Vuelve a ser de noche en la ciudad. Me he sentado en la terraza a dejar que mis dedos busquen palabras ocultas en las teclas del ordenador. No puedo dormir por varios motivos, aunque el más importante sea la presencia de uno de esos pensamientos que coquetean de oreja a oreja, esquivando ser resueltos escondiéndose tras las cuencas de los ojos. Eso y el puñetero cuello que se empeña en hacerme notar que estoy en una montaña rusa cuando lo que tengo en frente es el techo de la habitación. Al final tendré que hacer uso de la farmacia casera para relajar un poco la musculatura y poder dormir algo, aunque intento evitarlo a toda costa... ya se sabe: en casa de herrero, cuchara de palo.
Se adivinan a lo lejos al menos cinco o seis cantos de grillos y un ladrido de algún perrillo que no le gusta lo que ha oído, olido o visto. A pesar de no ser demasiado silenciosa, la verdad es que la noche al aire libre está apacible, para echar un colchón en la terraza y dormirse viendo las estrellas si la contaminación lumínica lo permitiera.

[Problema]
Escribe la continuación del texto sobre la noche en vela en la terraza, justo a partir de su última oración.

(Datos registrados)
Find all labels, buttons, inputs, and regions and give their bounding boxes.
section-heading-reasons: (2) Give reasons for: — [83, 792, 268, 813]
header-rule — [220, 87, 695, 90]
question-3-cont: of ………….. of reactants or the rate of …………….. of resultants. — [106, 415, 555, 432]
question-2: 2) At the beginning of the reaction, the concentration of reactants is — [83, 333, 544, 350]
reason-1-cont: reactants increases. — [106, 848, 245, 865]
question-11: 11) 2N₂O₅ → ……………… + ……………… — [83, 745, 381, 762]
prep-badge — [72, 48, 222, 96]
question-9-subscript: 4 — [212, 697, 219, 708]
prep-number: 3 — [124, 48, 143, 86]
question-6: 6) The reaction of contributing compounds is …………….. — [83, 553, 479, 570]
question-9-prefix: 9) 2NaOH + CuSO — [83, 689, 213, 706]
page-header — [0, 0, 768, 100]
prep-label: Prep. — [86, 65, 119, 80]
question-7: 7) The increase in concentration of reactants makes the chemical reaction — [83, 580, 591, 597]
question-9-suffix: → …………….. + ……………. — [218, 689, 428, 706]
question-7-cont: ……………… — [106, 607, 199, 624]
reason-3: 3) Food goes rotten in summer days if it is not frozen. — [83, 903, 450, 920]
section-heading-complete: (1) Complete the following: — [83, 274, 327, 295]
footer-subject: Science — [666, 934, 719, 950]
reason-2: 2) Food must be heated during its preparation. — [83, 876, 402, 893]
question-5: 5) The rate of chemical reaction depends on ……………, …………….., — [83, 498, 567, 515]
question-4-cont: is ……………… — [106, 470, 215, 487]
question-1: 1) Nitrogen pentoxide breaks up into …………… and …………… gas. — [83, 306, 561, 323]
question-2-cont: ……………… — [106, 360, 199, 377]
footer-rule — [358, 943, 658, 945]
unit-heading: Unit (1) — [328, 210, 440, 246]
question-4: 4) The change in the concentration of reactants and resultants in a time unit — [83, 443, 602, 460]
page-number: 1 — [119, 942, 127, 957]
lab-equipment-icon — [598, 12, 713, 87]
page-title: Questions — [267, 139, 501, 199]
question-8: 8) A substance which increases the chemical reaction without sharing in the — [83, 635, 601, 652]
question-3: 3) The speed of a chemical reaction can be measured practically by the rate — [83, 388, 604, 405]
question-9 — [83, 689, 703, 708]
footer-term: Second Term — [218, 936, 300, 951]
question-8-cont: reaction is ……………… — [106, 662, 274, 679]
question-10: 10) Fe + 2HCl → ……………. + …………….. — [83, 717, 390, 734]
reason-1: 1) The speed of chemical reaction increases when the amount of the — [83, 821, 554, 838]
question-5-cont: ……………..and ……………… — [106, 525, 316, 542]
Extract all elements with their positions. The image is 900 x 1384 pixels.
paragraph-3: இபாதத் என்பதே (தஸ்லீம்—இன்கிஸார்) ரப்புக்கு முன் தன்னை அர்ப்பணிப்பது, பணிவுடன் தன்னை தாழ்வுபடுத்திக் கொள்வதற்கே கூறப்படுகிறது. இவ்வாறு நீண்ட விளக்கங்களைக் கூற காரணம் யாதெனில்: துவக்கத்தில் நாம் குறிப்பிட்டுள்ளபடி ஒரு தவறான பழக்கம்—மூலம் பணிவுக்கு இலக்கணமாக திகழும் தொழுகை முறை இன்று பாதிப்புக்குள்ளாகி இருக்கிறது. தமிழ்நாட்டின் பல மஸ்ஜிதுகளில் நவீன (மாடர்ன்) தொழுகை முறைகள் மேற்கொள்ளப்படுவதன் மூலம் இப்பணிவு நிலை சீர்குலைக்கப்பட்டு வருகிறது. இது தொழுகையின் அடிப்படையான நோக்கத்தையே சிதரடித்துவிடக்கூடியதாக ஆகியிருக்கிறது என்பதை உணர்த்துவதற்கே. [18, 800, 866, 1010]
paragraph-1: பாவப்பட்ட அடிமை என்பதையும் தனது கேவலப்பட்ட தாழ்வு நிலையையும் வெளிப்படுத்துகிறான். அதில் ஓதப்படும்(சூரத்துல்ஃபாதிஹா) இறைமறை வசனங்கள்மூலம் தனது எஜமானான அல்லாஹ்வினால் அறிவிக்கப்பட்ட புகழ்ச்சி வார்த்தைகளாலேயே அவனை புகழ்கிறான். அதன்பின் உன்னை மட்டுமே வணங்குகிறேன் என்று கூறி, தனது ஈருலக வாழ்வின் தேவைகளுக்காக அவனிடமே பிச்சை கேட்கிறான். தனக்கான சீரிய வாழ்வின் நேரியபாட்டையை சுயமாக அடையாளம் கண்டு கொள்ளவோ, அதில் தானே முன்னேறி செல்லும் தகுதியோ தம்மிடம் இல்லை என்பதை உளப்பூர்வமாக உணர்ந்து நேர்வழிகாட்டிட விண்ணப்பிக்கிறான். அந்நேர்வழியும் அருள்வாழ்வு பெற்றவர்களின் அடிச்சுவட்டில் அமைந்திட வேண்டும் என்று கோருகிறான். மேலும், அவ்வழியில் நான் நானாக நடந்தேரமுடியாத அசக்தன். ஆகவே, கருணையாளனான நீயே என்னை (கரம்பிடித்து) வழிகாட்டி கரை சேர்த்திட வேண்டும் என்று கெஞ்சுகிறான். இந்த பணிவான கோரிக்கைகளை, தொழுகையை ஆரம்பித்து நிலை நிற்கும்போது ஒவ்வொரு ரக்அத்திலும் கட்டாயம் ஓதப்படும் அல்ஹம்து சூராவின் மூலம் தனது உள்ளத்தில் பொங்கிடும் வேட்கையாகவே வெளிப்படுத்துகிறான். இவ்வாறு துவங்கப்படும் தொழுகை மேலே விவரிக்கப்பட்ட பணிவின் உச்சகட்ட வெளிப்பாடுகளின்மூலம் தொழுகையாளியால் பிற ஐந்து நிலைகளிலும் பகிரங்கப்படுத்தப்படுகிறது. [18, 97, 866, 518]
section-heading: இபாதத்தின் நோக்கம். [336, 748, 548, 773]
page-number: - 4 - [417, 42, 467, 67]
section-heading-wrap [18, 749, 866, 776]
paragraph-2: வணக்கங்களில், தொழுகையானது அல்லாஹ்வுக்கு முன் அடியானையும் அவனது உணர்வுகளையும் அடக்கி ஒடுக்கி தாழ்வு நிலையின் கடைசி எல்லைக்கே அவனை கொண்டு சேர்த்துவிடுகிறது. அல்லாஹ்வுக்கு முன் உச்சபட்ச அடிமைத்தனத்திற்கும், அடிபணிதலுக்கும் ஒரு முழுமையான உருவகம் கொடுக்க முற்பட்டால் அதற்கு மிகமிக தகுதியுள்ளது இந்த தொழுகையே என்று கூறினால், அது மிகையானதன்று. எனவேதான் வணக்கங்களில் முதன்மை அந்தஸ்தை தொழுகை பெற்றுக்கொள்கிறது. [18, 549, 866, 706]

[Espacio de respuesta]
Este año no me pierdo las Lágrimas de San Lorenzo. Llevo muchos veranos queriendo ir sin encontrar plan, pero esta vez me voy aunque sea sola. Serán un par de noches cortas para observar decenas de estrellas fugaces, y esa ya es bastante compañía. Me avituallaré con una sudadera ancha, un par de mantas (una para el suelo y otra por si me entra fresco, que soy muy friolera) y unos buenos calcetines e iré en busca de la zona más oscura para poder ver luz en un Agosto que, parece, se presenta complicado. Será una buena terapia antiestrés o un buen enlace entre días de trabajo. Lo único que se es que me apetece, y ha llegado un punto en mi vida en que me apetece hacer... sencillamente lo que me apetece.